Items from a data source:
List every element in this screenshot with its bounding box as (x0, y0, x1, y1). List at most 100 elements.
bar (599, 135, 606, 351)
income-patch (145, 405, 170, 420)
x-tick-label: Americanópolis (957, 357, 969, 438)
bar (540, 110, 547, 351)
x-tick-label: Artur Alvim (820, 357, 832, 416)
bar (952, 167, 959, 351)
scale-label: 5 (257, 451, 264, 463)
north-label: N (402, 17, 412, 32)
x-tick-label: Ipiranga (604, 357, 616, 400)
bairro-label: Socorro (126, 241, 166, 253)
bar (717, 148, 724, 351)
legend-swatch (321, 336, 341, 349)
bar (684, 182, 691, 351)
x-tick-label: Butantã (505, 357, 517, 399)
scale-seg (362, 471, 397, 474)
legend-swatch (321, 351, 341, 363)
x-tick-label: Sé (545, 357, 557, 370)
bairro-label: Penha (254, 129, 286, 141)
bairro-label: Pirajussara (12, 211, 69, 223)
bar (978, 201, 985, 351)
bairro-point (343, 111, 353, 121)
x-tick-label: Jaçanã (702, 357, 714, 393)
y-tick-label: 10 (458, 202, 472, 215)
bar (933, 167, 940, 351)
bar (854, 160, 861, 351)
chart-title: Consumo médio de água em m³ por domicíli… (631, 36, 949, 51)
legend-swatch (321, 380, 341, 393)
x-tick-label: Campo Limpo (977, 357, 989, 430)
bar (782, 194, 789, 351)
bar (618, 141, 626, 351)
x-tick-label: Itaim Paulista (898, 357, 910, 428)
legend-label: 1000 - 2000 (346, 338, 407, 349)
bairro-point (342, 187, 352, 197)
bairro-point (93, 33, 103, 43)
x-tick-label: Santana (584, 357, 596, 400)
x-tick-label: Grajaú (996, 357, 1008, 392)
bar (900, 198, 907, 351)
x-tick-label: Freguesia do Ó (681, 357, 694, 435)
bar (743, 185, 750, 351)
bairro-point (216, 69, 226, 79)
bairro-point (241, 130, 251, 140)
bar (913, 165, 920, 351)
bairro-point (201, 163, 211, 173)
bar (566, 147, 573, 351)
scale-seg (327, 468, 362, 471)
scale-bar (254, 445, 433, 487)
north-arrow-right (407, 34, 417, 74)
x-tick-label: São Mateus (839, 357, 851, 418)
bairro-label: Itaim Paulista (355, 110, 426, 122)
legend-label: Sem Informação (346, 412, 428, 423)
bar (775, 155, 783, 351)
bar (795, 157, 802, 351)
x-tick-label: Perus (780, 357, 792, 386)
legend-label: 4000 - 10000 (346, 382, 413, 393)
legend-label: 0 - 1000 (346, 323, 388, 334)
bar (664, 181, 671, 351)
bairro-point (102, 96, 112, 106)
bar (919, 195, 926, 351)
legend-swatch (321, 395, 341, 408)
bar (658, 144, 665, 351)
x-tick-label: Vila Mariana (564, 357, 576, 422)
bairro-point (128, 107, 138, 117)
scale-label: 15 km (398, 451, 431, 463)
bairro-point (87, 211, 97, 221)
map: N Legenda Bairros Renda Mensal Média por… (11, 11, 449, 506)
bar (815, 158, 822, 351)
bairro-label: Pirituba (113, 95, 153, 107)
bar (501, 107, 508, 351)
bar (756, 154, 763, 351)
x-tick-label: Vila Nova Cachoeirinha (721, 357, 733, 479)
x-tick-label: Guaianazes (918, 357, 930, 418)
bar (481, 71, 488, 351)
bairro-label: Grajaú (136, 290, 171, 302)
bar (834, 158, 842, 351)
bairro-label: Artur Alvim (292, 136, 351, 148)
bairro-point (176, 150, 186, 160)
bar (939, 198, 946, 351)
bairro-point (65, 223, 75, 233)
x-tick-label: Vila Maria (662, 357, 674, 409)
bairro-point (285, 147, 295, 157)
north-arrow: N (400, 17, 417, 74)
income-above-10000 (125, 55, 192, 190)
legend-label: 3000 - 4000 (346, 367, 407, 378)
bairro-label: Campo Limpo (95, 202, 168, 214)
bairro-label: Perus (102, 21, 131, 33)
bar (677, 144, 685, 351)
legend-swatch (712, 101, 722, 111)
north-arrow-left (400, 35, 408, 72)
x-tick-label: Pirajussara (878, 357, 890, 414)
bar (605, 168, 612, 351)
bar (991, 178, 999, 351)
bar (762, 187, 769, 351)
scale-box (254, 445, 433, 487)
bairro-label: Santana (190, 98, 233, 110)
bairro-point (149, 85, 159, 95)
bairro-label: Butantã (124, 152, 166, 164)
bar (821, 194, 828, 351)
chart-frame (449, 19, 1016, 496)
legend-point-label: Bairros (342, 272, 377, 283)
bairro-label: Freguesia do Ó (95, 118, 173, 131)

**Task prompt:** Write out every line of the records above word for word, with nothing changed.

**Expected answer:**
List every element in this screenshot with its bounding box as (x0, y0, x1, y1). List at most 100 elements.
bar (599, 135, 606, 351)
income-patch (145, 405, 170, 420)
x-tick-label: Americanópolis (957, 357, 969, 438)
bar (540, 110, 547, 351)
x-tick-label: Artur Alvim (820, 357, 832, 416)
bar (952, 167, 959, 351)
scale-label: 5 (257, 451, 264, 463)
north-label: N (402, 17, 412, 32)
x-tick-label: Ipiranga (604, 357, 616, 400)
bairro-label: Socorro (126, 241, 166, 253)
bar (717, 148, 724, 351)
legend-swatch (321, 336, 341, 349)
bar (684, 182, 691, 351)
x-tick-label: Butantã (505, 357, 517, 399)
scale-seg (362, 471, 397, 474)
legend-swatch (321, 351, 341, 363)
x-tick-label: Sé (545, 357, 557, 370)
bairro-label: Penha (254, 129, 286, 141)
bairro-label: Pirajussara (12, 211, 69, 223)
bar (978, 201, 985, 351)
bairro-point (343, 111, 353, 121)
x-tick-label: Jaçanã (702, 357, 714, 393)
y-tick-label: 10 (458, 202, 472, 215)
bar (933, 167, 940, 351)
bar (854, 160, 861, 351)
chart-title: Consumo médio de água em m³ por domicíli… (631, 36, 949, 51)
legend-swatch (321, 380, 341, 393)
x-tick-label: Campo Limpo (977, 357, 989, 430)
bar (782, 194, 789, 351)
bar (618, 141, 626, 351)
x-tick-label: Itaim Paulista (898, 357, 910, 428)
legend-label: 1000 - 2000 (346, 338, 407, 349)
bairro-point (342, 187, 352, 197)
bairro-point (93, 33, 103, 43)
x-tick-label: Santana (584, 357, 596, 400)
x-tick-label: Grajaú (996, 357, 1008, 392)
bar (900, 198, 907, 351)
x-tick-label: Freguesia do Ó (681, 357, 694, 435)
bar (743, 185, 750, 351)
bairro-point (216, 69, 226, 79)
bairro-point (241, 130, 251, 140)
bar (913, 165, 920, 351)
bairro-point (201, 163, 211, 173)
bar (566, 147, 573, 351)
scale-seg (327, 468, 362, 471)
scale-bar (254, 445, 433, 487)
north-arrow-right (407, 34, 417, 74)
x-tick-label: São Mateus (839, 357, 851, 418)
bairro-label: Itaim Paulista (355, 110, 426, 122)
legend-label: Sem Informação (346, 412, 428, 423)
bar (775, 155, 783, 351)
bar (795, 157, 802, 351)
x-tick-label: Perus (780, 357, 792, 386)
legend-label: 4000 - 10000 (346, 382, 413, 393)
legend-label: 0 - 1000 (346, 323, 388, 334)
bar (664, 181, 671, 351)
bairro-point (102, 96, 112, 106)
bar (919, 195, 926, 351)
legend-swatch (321, 395, 341, 408)
bar (658, 144, 665, 351)
x-tick-label: Vila Mariana (564, 357, 576, 422)
bairro-point (128, 107, 138, 117)
scale-label: 15 km (398, 451, 431, 463)
bairro-point (87, 211, 97, 221)
map: N Legenda Bairros Renda Mensal Média por… (11, 11, 449, 506)
bar (815, 158, 822, 351)
bairro-label: Pirituba (113, 95, 153, 107)
bar (501, 107, 508, 351)
bar (756, 154, 763, 351)
x-tick-label: Vila Nova Cachoeirinha (721, 357, 733, 479)
x-tick-label: Guaianazes (918, 357, 930, 418)
bar (481, 71, 488, 351)
bairro-label: Grajaú (136, 290, 171, 302)
bar (834, 158, 842, 351)
bairro-label: Artur Alvim (292, 136, 351, 148)
bairro-point (176, 150, 186, 160)
bar (939, 198, 946, 351)
bairro-point (65, 223, 75, 233)
x-tick-label: Vila Maria (662, 357, 674, 409)
bairro-point (285, 147, 295, 157)
north-arrow: N (400, 17, 417, 74)
income-above-10000 (125, 55, 192, 190)
legend-label: 3000 - 4000 (346, 367, 407, 378)
bairro-label: Campo Limpo (95, 202, 168, 214)
bairro-label: Perus (102, 21, 131, 33)
bar (677, 144, 685, 351)
legend-swatch (712, 101, 722, 111)
north-arrow-left (400, 35, 408, 72)
x-tick-label: Pirajussara (878, 357, 890, 414)
bar (605, 168, 612, 351)
bar (991, 178, 999, 351)
bar (762, 187, 769, 351)
scale-box (254, 445, 433, 487)
bairro-label: Santana (190, 98, 233, 110)
bairro-point (149, 85, 159, 95)
bairro-label: Butantã (124, 152, 166, 164)
bar (821, 194, 828, 351)
chart-frame (449, 19, 1016, 496)
legend-point-label: Bairros (342, 272, 377, 283)
bairro-label: Freguesia do Ó (95, 118, 173, 131)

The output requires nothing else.